INSTRUÇÃO A: Na notícia abaixo, sobre a liminar concedida ao deputado, traduza para o inglês esta frase: "O crime teria ocorrido quando o deputado apresentava um programa de televisão."

TEXTO PARA LEITURA:
BRASÍLIA - A ausência de defensor durante julgamento levou o ministro José Arnaldo da Fonseca, da Quinta Turma do Superior Tribunal de Justiça (STJ), a conceder liminar ao deputado estadual João Rodrigues, do Partido da Frente Liberal (PFL), de Santa Catarina. A decisão suspendeu os efeitos da decisão da Justiça Federal no Sul do país que condenou Rodrigues a dois anos e quatro meses de reclusão por calúnia e racismo contra os índios.
O crime teria ocorrido quando o deputado apresentava um programa de televisão. Nos comentários, que teriam sido veiculados há dois anos, Rodrigues teria se posicionado favorável aos agricultores na disputa de 900 hectares de terra – atualmente ocupados por produtores rurais – que devem ser usados para a ampliação da reserva indígena Toldo Chimbangue. Ele teria, segundo a denúncia, acusado falsamente os índios da região de cometerem crimes de violação de domicílio, dano e furto, bem como teria atribuído fatos ofensivos à reputação deles. A ação começou a correr na primeira instância da Justiça Federal em Chapecó (SC).
Rodrigues foi citado para apresentar o direito de retratação, disposto no artigo 26 da Lei de Imprensa. Segundo esse artigo, a retratação ou retificação espontânea, expressa e cabal, feita antes de iniciado o procedimento judicial, excluirá a ação penal contra o responsável pelos crimes de injúria e calúnia. O que ele fez espontaneamente, mas como não foi divulgada a denúncia foi recebida em junho do ano seguinte, afirma a defesa do deputado.

INSTRUÇÃO B: Copie sem nenhuma mudança os registros abaixo, do começo deles até a linha que contém "The ATHX 430 is at (205, 778).", incluindo essa linha.

MATERIAL EXTRAÍDO:

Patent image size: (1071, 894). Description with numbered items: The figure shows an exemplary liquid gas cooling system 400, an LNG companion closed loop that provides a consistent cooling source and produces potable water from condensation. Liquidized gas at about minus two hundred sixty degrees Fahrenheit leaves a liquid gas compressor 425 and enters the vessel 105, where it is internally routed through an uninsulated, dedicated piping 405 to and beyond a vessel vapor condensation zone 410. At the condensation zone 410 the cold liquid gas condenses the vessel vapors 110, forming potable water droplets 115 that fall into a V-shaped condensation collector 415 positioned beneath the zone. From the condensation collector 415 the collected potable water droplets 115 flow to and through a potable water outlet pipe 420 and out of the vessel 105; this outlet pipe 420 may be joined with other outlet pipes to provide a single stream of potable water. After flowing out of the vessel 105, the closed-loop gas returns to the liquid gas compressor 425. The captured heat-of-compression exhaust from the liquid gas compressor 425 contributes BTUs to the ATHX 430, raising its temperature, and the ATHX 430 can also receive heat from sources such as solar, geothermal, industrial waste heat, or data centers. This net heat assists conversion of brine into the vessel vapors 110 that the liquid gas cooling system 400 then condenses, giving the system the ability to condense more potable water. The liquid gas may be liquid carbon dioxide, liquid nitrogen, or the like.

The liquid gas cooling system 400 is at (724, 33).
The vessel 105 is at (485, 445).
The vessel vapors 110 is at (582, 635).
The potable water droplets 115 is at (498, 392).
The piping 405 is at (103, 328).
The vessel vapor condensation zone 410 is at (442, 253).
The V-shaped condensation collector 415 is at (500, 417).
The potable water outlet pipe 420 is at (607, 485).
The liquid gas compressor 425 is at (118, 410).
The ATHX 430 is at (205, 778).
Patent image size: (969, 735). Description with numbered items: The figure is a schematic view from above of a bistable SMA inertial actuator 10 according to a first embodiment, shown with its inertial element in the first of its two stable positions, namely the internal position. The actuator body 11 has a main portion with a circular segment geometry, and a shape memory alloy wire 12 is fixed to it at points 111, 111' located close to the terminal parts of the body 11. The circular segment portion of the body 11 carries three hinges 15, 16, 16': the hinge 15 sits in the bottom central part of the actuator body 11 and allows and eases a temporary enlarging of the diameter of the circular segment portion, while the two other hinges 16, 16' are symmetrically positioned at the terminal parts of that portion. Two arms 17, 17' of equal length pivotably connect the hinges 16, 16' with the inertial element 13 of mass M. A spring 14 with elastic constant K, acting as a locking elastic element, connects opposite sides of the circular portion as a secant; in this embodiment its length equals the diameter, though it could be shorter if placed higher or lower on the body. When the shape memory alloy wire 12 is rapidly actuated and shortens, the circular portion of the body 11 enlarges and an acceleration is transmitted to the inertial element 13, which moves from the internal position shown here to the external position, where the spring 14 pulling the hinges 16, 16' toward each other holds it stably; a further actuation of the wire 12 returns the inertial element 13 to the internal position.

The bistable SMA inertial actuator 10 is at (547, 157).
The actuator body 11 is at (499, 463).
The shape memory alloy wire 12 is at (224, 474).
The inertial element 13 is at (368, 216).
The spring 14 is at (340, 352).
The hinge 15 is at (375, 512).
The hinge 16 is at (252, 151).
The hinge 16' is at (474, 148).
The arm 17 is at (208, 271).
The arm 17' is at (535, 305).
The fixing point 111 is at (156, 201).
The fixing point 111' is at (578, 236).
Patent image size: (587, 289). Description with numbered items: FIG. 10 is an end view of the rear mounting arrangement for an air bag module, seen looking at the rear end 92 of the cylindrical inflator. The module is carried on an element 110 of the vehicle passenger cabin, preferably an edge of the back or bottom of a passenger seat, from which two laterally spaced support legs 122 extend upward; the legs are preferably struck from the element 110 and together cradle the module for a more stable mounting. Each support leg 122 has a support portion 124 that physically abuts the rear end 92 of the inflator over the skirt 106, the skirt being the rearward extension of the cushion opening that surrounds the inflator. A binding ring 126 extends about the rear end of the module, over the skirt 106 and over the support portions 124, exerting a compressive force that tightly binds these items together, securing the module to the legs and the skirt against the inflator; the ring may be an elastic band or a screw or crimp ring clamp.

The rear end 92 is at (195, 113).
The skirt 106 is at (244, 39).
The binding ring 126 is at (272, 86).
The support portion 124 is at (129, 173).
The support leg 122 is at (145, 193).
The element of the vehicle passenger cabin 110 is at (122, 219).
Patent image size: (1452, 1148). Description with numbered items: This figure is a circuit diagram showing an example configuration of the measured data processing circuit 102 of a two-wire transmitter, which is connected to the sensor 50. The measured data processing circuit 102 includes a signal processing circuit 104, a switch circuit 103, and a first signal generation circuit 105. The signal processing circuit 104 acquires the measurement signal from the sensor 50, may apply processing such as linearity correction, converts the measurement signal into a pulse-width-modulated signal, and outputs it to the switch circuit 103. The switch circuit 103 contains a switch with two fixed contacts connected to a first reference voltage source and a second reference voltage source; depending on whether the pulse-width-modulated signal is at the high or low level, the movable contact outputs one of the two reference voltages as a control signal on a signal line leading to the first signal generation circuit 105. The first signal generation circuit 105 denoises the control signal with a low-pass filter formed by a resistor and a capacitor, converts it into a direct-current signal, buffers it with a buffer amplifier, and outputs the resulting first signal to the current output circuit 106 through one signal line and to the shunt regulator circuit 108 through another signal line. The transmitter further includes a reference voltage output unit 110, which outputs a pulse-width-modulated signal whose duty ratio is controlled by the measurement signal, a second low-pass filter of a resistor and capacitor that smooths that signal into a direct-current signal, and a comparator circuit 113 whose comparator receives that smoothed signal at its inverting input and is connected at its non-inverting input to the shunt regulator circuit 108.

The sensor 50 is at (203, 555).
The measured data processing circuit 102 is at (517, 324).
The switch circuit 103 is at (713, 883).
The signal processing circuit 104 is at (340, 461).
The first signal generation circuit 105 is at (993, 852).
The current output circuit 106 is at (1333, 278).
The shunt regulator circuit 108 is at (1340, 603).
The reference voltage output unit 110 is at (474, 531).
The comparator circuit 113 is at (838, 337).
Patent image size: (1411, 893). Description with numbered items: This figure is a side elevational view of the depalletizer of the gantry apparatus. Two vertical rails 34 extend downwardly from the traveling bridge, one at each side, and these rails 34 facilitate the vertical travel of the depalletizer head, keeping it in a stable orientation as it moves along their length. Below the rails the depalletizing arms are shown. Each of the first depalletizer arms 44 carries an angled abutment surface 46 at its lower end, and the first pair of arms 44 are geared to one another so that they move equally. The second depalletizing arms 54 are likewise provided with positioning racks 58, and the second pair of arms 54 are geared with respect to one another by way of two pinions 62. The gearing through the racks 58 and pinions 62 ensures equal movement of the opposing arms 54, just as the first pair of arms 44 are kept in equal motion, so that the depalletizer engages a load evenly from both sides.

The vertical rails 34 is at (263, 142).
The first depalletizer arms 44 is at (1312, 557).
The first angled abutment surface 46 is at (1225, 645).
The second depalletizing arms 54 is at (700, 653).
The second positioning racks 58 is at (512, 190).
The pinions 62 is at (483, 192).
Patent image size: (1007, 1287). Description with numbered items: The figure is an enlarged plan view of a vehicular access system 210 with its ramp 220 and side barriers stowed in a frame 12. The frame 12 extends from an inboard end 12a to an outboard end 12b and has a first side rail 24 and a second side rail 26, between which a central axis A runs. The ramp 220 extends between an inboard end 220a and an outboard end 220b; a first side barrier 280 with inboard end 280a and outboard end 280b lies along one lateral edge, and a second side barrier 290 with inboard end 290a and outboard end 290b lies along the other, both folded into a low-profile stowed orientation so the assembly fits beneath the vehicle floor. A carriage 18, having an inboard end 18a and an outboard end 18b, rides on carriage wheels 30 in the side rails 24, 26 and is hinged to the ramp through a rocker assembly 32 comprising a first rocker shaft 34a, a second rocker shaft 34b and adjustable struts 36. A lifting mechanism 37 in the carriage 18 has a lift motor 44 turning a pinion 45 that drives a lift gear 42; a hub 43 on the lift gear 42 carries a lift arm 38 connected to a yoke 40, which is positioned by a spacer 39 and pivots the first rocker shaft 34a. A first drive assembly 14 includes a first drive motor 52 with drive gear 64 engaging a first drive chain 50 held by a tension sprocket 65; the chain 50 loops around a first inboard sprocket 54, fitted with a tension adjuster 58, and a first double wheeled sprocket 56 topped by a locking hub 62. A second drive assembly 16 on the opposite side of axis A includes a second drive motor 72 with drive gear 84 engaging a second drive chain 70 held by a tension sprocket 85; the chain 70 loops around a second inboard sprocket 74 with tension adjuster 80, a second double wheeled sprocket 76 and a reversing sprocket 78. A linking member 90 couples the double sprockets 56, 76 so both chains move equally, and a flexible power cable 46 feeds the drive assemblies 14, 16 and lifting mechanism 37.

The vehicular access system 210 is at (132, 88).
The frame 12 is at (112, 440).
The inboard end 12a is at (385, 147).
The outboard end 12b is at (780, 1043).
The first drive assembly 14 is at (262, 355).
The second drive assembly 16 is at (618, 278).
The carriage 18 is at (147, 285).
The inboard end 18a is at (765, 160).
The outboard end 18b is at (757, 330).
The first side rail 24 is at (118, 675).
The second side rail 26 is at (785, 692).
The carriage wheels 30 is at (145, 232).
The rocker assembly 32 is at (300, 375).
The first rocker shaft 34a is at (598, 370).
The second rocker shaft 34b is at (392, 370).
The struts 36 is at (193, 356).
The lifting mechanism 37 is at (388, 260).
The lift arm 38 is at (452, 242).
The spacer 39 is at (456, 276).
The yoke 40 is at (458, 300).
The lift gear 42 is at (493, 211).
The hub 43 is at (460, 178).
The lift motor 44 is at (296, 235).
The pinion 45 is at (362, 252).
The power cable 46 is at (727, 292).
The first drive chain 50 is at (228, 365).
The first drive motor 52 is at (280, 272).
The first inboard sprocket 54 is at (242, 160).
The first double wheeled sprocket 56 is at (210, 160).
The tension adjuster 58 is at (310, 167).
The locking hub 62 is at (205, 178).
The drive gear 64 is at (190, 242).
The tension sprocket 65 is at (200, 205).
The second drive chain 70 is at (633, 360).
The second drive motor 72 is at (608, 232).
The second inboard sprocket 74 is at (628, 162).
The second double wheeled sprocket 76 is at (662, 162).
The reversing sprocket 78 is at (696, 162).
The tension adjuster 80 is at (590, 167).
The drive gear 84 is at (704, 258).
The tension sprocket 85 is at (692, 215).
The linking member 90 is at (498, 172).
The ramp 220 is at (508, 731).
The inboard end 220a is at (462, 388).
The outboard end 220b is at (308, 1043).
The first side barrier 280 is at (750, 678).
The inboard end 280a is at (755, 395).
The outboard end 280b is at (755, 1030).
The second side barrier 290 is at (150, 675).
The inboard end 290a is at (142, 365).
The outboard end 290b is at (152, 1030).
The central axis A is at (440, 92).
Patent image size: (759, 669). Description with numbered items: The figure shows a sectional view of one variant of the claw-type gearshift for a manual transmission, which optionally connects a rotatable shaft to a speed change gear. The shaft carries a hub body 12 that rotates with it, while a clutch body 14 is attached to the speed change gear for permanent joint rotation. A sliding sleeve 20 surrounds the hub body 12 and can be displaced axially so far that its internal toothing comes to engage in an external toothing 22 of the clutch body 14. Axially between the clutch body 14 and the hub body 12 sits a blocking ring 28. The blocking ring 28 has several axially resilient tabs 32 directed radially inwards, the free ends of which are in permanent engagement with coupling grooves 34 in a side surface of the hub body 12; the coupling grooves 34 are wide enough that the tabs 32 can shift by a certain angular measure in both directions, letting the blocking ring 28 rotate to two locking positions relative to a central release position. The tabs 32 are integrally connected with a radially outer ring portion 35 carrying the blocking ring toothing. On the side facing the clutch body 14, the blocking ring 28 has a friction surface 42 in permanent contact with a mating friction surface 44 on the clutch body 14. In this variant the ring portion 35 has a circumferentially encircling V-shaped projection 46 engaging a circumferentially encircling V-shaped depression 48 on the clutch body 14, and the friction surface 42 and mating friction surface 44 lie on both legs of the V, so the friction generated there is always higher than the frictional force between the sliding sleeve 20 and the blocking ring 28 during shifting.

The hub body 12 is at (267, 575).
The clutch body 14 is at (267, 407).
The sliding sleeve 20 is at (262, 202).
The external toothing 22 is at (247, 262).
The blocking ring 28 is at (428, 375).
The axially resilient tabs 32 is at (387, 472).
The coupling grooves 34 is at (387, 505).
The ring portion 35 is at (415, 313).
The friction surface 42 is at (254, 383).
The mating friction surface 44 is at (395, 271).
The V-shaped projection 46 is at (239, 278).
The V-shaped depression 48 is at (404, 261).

RESPOSTA FINAL A: The crime allegedly took place while the legislator was hosting a television program.

RESPOSTA FINAL B:
Patent image size: (1071, 894). Description with numbered items: The figure shows an exemplary liquid gas cooling system 400, an LNG companion closed loop that provides a consistent cooling source and produces potable water from condensation. Liquidized gas at about minus two hundred sixty degrees Fahrenheit leaves a liquid gas compressor 425 and enters the vessel 105, where it is internally routed through an uninsulated, dedicated piping 405 to and beyond a vessel vapor condensation zone 410. At the condensation zone 410 the cold liquid gas condenses the vessel vapors 110, forming potable water droplets 115 that fall into a V-shaped condensation collector 415 positioned beneath the zone. From the condensation collector 415 the collected potable water droplets 115 flow to and through a potable water outlet pipe 420 and out of the vessel 105; this outlet pipe 420 may be joined with other outlet pipes to provide a single stream of potable water. After flowing out of the vessel 105, the closed-loop gas returns to the liquid gas compressor 425. The captured heat-of-compression exhaust from the liquid gas compressor 425 contributes BTUs to the ATHX 430, raising its temperature, and the ATHX 430 can also receive heat from sources such as solar, geothermal, industrial waste heat, or data centers. This net heat assists conversion of brine into the vessel vapors 110 that the liquid gas cooling system 400 then condenses, giving the system the ability to condense more potable water. The liquid gas may be liquid carbon dioxide, liquid nitrogen, or the like.

The liquid gas cooling system 400 is at (724, 33).
The vessel 105 is at (485, 445).
The vessel vapors 110 is at (582, 635).
The potable water droplets 115 is at (498, 392).
The piping 405 is at (103, 328).
The vessel vapor condensation zone 410 is at (442, 253).
The V-shaped condensation collector 415 is at (500, 417).
The potable water outlet pipe 420 is at (607, 485).
The liquid gas compressor 425 is at (118, 410).
The ATHX 430 is at (205, 778).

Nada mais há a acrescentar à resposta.